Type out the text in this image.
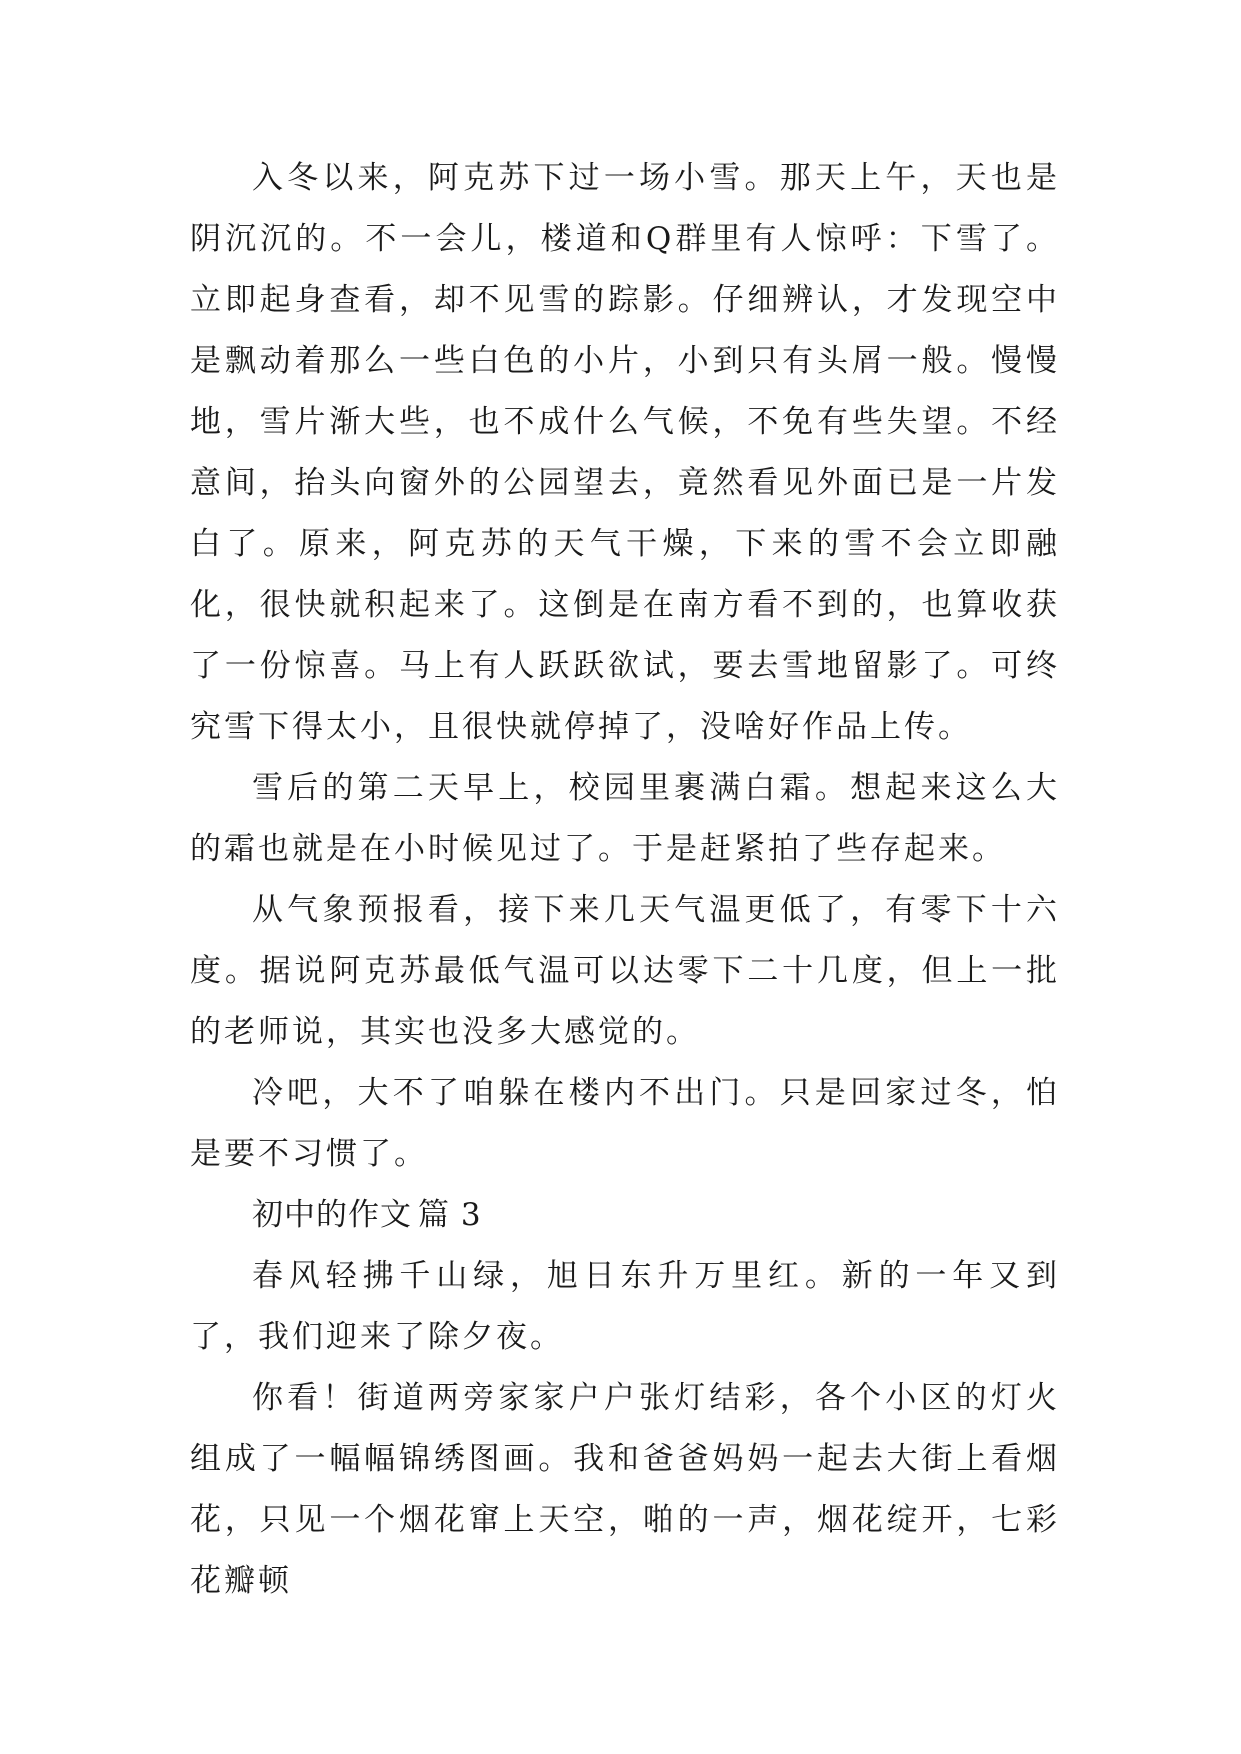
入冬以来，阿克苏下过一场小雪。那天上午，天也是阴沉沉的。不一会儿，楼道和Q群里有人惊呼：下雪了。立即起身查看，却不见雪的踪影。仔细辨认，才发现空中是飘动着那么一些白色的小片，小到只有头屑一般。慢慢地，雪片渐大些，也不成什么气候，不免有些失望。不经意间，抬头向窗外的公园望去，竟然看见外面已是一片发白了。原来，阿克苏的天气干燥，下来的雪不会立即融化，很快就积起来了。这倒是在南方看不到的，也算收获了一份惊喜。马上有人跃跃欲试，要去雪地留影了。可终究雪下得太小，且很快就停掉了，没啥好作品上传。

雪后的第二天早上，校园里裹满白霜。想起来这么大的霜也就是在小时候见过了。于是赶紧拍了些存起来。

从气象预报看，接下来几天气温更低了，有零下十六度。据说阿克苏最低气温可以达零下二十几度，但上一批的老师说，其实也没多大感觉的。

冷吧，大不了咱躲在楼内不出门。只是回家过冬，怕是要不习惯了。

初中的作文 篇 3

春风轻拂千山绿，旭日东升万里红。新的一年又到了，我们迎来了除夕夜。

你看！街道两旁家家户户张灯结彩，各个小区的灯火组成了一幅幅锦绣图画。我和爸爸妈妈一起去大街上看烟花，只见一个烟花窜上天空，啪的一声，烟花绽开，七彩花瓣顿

* * *

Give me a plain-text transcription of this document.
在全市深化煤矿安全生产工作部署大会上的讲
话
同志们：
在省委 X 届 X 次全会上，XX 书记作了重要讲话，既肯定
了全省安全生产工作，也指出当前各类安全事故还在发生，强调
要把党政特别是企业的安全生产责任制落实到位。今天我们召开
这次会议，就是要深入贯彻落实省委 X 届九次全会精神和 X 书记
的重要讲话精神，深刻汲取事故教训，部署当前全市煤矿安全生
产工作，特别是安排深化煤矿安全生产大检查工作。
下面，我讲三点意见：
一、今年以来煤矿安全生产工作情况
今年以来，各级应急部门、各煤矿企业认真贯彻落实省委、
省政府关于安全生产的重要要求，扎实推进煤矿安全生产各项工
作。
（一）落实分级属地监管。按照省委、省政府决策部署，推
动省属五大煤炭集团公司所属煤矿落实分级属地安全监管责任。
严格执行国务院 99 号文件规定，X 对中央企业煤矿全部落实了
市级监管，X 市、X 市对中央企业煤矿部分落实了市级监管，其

■ What to produce
Which lines contain "this"? Show each of them.

■ Correct answer
Type out the text in this image.
Give me a plain-text transcription of this document.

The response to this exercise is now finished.